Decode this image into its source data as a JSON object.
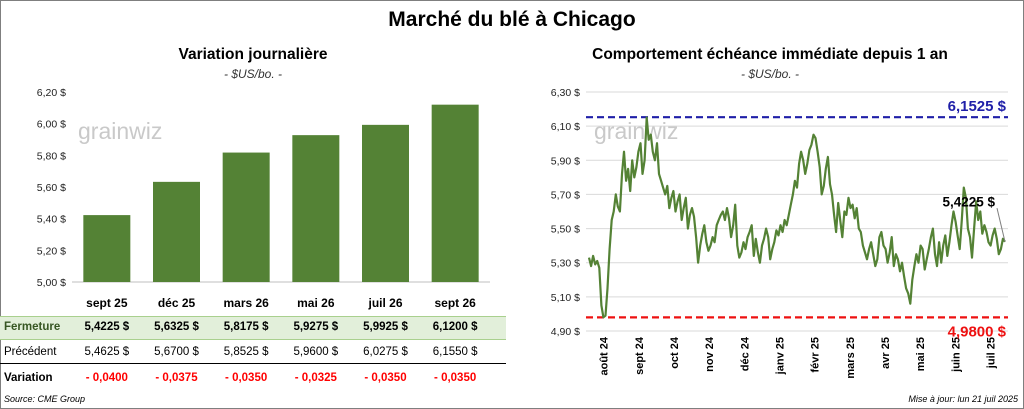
{
  "title": "Marché du blé à Chicago",
  "source": "Source: CME Group",
  "updated": "Mise à jour: lun 21 juil 2025",
  "watermark": "grainwiz",
  "table": {
    "close_label": "Fermeture",
    "prev_label": "Précédent",
    "var_label": "Variation",
    "close": [
      "5,4225  $",
      "5,6325  $",
      "5,8175  $",
      "5,9275  $",
      "5,9925  $",
      "6,1200  $"
    ],
    "prev": [
      "5,4625  $",
      "5,6700  $",
      "5,8525  $",
      "5,9600  $",
      "6,0275  $",
      "6,1550  $"
    ],
    "var": [
      "- 0,0400",
      "- 0,0375",
      "- 0,0350",
      "- 0,0325",
      "- 0,0350",
      "- 0,0350"
    ]
  },
  "chart_data": [
    {
      "type": "bar",
      "title": "Variation journalière",
      "subtitle": "- $US/bo. -",
      "categories": [
        "sept 25",
        "déc 25",
        "mars 26",
        "mai 26",
        "juil 26",
        "sept 26"
      ],
      "values": [
        5.4225,
        5.6325,
        5.8175,
        5.9275,
        5.9925,
        6.12
      ],
      "ylim": [
        5.0,
        6.2
      ],
      "yticks": [
        "5,00 $",
        "5,20 $",
        "5,40 $",
        "5,60 $",
        "5,80 $",
        "6,00 $",
        "6,20 $"
      ],
      "grid": false,
      "color": "#548235"
    },
    {
      "type": "line",
      "title": "Comportement échéance immédiate depuis 1 an",
      "subtitle": "- $US/bo. -",
      "x_labels": [
        "août 24",
        "sept 24",
        "oct 24",
        "nov 24",
        "déc 24",
        "janv 25",
        "févr 25",
        "mars 25",
        "avr 25",
        "mai 25",
        "juin 25",
        "juil 25"
      ],
      "ylim": [
        4.9,
        6.3
      ],
      "yticks": [
        "4,90 $",
        "5,10 $",
        "5,30 $",
        "5,50 $",
        "5,70 $",
        "5,90 $",
        "6,10 $",
        "6,30 $"
      ],
      "grid": true,
      "color": "#548235",
      "values": [
        5.33,
        5.28,
        5.34,
        5.29,
        5.31,
        5.27,
        5.05,
        4.98,
        4.99,
        5.15,
        5.38,
        5.55,
        5.6,
        5.7,
        5.63,
        5.6,
        5.82,
        5.95,
        5.78,
        5.85,
        5.72,
        5.9,
        5.8,
        5.86,
        5.95,
        6.0,
        5.82,
        5.9,
        6.15,
        6.02,
        6.05,
        5.95,
        5.9,
        6.0,
        5.82,
        5.78,
        5.74,
        5.7,
        5.75,
        5.62,
        5.68,
        5.72,
        5.6,
        5.66,
        5.7,
        5.55,
        5.62,
        5.68,
        5.5,
        5.58,
        5.62,
        5.57,
        5.45,
        5.3,
        5.4,
        5.47,
        5.52,
        5.42,
        5.37,
        5.4,
        5.45,
        5.42,
        5.52,
        5.55,
        5.58,
        5.6,
        5.55,
        5.62,
        5.56,
        5.45,
        5.52,
        5.64,
        5.4,
        5.33,
        5.36,
        5.42,
        5.38,
        5.45,
        5.48,
        5.52,
        5.34,
        5.44,
        5.36,
        5.3,
        5.4,
        5.44,
        5.5,
        5.45,
        5.32,
        5.38,
        5.42,
        5.49,
        5.46,
        5.52,
        5.48,
        5.55,
        5.52,
        5.58,
        5.64,
        5.7,
        5.78,
        5.74,
        5.88,
        5.95,
        5.9,
        5.82,
        5.88,
        5.96,
        5.99,
        6.05,
        6.03,
        5.95,
        5.86,
        5.7,
        5.75,
        5.85,
        5.92,
        5.76,
        5.7,
        5.58,
        5.48,
        5.65,
        5.55,
        5.45,
        5.6,
        5.58,
        5.68,
        5.62,
        5.64,
        5.56,
        5.62,
        5.5,
        5.48,
        5.4,
        5.36,
        5.32,
        5.38,
        5.42,
        5.35,
        5.28,
        5.32,
        5.45,
        5.48,
        5.4,
        5.38,
        5.3,
        5.36,
        5.45,
        5.28,
        5.35,
        5.32,
        5.25,
        5.3,
        5.22,
        5.15,
        5.12,
        5.06,
        5.2,
        5.28,
        5.35,
        5.3,
        5.4,
        5.38,
        5.26,
        5.32,
        5.38,
        5.45,
        5.5,
        5.35,
        5.28,
        5.42,
        5.3,
        5.4,
        5.46,
        5.34,
        5.42,
        5.52,
        5.6,
        5.54,
        5.46,
        5.38,
        5.55,
        5.74,
        5.68,
        5.5,
        5.45,
        5.33,
        5.5,
        5.66,
        5.55,
        5.6,
        5.47,
        5.52,
        5.48,
        5.42,
        5.4,
        5.46,
        5.5,
        5.44,
        5.35,
        5.38,
        5.44,
        5.4225
      ],
      "lines": [
        {
          "label": "6,1525 $",
          "value": 6.1525,
          "color": "#1f1fa8"
        },
        {
          "label": "4,9800 $",
          "value": 4.98,
          "color": "#ee1111"
        }
      ],
      "last_label": "5,4225 $"
    }
  ]
}
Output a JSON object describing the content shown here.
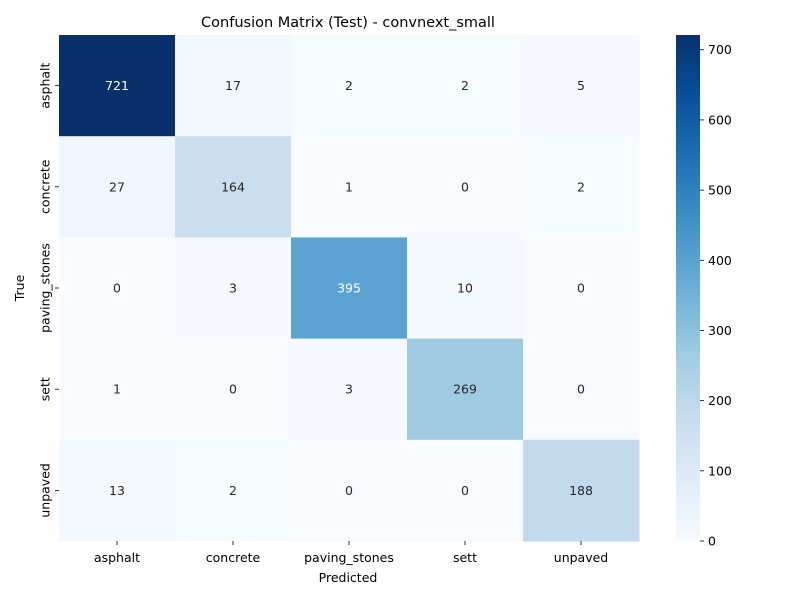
{
  "chart_data": {
    "type": "heatmap",
    "title": "Confusion Matrix (Test) - convnext_small",
    "xlabel": "Predicted",
    "ylabel": "True",
    "x_categories": [
      "asphalt",
      "concrete",
      "paving_stones",
      "sett",
      "unpaved"
    ],
    "y_categories": [
      "asphalt",
      "concrete",
      "paving_stones",
      "sett",
      "unpaved"
    ],
    "values": [
      [
        721,
        17,
        2,
        2,
        5
      ],
      [
        27,
        164,
        1,
        0,
        2
      ],
      [
        0,
        3,
        395,
        10,
        0
      ],
      [
        1,
        0,
        3,
        269,
        0
      ],
      [
        13,
        2,
        0,
        0,
        188
      ]
    ],
    "colorbar": {
      "min": 0,
      "max": 721,
      "ticks": [
        0,
        100,
        200,
        300,
        400,
        500,
        600,
        700
      ]
    },
    "colormap": "Blues",
    "colors": {
      "low": "#f7fbff",
      "high": "#08306b",
      "text_dark": "#262626",
      "text_light": "#ffffff"
    }
  }
}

# # #

Restate the full listing verbatim and drop every picture.

Decode this image into its source data as a JSON object.
{
  "title": "Marché du blé à Chicago",
  "source": "Source: CME Group",
  "updated": "Mise à jour: lun 21 juil 2025",
  "watermark": "grainwiz",
  "table": {
    "close_label": "Fermeture",
    "prev_label": "Précédent",
    "var_label": "Variation",
    "close": [
      "5,4225  $",
      "5,6325  $",
      "5,8175  $",
      "5,9275  $",
      "5,9925  $",
      "6,1200  $"
    ],
    "prev": [
      "5,4625  $",
      "5,6700  $",
      "5,8525  $",
      "5,9600  $",
      "6,0275  $",
      "6,1550  $"
    ],
    "var": [
      "- 0,0400",
      "- 0,0375",
      "- 0,0350",
      "- 0,0325",
      "- 0,0350",
      "- 0,0350"
    ]
  },
  "chart_data": [
    {
      "type": "bar",
      "title": "Variation journalière",
      "subtitle": "- $US/bo. -",
      "categories": [
        "sept 25",
        "déc 25",
        "mars 26",
        "mai 26",
        "juil 26",
        "sept 26"
      ],
      "values": [
        5.4225,
        5.6325,
        5.8175,
        5.9275,
        5.9925,
        6.12
      ],
      "ylim": [
        5.0,
        6.2
      ],
      "yticks": [
        "5,00 $",
        "5,20 $",
        "5,40 $",
        "5,60 $",
        "5,80 $",
        "6,00 $",
        "6,20 $"
      ],
      "grid": false,
      "color": "#548235"
    },
    {
      "type": "line",
      "title": "Comportement échéance immédiate depuis 1 an",
      "subtitle": "- $US/bo. -",
      "x_labels": [
        "août 24",
        "sept 24",
        "oct 24",
        "nov 24",
        "déc 24",
        "janv 25",
        "févr 25",
        "mars 25",
        "avr 25",
        "mai 25",
        "juin 25",
        "juil 25"
      ],
      "ylim": [
        4.9,
        6.3
      ],
      "yticks": [
        "4,90 $",
        "5,10 $",
        "5,30 $",
        "5,50 $",
        "5,70 $",
        "5,90 $",
        "6,10 $",
        "6,30 $"
      ],
      "grid": true,
      "color": "#548235",
      "values": [
        5.33,
        5.28,
        5.34,
        5.29,
        5.31,
        5.27,
        5.05,
        4.98,
        4.99,
        5.15,
        5.38,
        5.55,
        5.6,
        5.7,
        5.63,
        5.6,
        5.82,
        5.95,
        5.78,
        5.85,
        5.72,
        5.9,
        5.8,
        5.86,
        5.95,
        6.0,
        5.82,
        5.9,
        6.15,
        6.02,
        6.05,
        5.95,
        5.9,
        6.0,
        5.82,
        5.78,
        5.74,
        5.7,
        5.75,
        5.62,
        5.68,
        5.72,
        5.6,
        5.66,
        5.7,
        5.55,
        5.62,
        5.68,
        5.5,
        5.58,
        5.62,
        5.57,
        5.45,
        5.3,
        5.4,
        5.47,
        5.52,
        5.42,
        5.37,
        5.4,
        5.45,
        5.42,
        5.52,
        5.55,
        5.58,
        5.6,
        5.55,
        5.62,
        5.56,
        5.45,
        5.52,
        5.64,
        5.4,
        5.33,
        5.36,
        5.42,
        5.38,
        5.45,
        5.48,
        5.52,
        5.34,
        5.44,
        5.36,
        5.3,
        5.4,
        5.44,
        5.5,
        5.45,
        5.32,
        5.38,
        5.42,
        5.49,
        5.46,
        5.52,
        5.48,
        5.55,
        5.52,
        5.58,
        5.64,
        5.7,
        5.78,
        5.74,
        5.88,
        5.95,
        5.9,
        5.82,
        5.88,
        5.96,
        5.99,
        6.05,
        6.03,
        5.95,
        5.86,
        5.7,
        5.75,
        5.85,
        5.92,
        5.76,
        5.7,
        5.58,
        5.48,
        5.65,
        5.55,
        5.45,
        5.6,
        5.58,
        5.68,
        5.62,
        5.64,
        5.56,
        5.62,
        5.5,
        5.48,
        5.4,
        5.36,
        5.32,
        5.38,
        5.42,
        5.35,
        5.28,
        5.32,
        5.45,
        5.48,
        5.4,
        5.38,
        5.3,
        5.36,
        5.45,
        5.28,
        5.35,
        5.32,
        5.25,
        5.3,
        5.22,
        5.15,
        5.12,
        5.06,
        5.2,
        5.28,
        5.35,
        5.3,
        5.4,
        5.38,
        5.26,
        5.32,
        5.38,
        5.45,
        5.5,
        5.35,
        5.28,
        5.42,
        5.3,
        5.4,
        5.46,
        5.34,
        5.42,
        5.52,
        5.6,
        5.54,
        5.46,
        5.38,
        5.55,
        5.74,
        5.68,
        5.5,
        5.45,
        5.33,
        5.5,
        5.66,
        5.55,
        5.6,
        5.47,
        5.52,
        5.48,
        5.42,
        5.4,
        5.46,
        5.5,
        5.44,
        5.35,
        5.38,
        5.44,
        5.4225
      ],
      "lines": [
        {
          "label": "6,1525 $",
          "value": 6.1525,
          "color": "#1f1fa8"
        },
        {
          "label": "4,9800 $",
          "value": 4.98,
          "color": "#ee1111"
        }
      ],
      "last_label": "5,4225 $"
    }
  ]
}
Output a JSON object describing the content shown here.
{
  "chart_data": {
    "type": "heatmap",
    "title": "Confusion Matrix (Test) - convnext_small",
    "xlabel": "Predicted",
    "ylabel": "True",
    "x_categories": [
      "asphalt",
      "concrete",
      "paving_stones",
      "sett",
      "unpaved"
    ],
    "y_categories": [
      "asphalt",
      "concrete",
      "paving_stones",
      "sett",
      "unpaved"
    ],
    "values": [
      [
        721,
        17,
        2,
        2,
        5
      ],
      [
        27,
        164,
        1,
        0,
        2
      ],
      [
        0,
        3,
        395,
        10,
        0
      ],
      [
        1,
        0,
        3,
        269,
        0
      ],
      [
        13,
        2,
        0,
        0,
        188
      ]
    ],
    "colorbar": {
      "min": 0,
      "max": 721,
      "ticks": [
        0,
        100,
        200,
        300,
        400,
        500,
        600,
        700
      ]
    },
    "colormap": "Blues",
    "colors": {
      "low": "#f7fbff",
      "high": "#08306b",
      "text_dark": "#262626",
      "text_light": "#ffffff"
    }
  }
}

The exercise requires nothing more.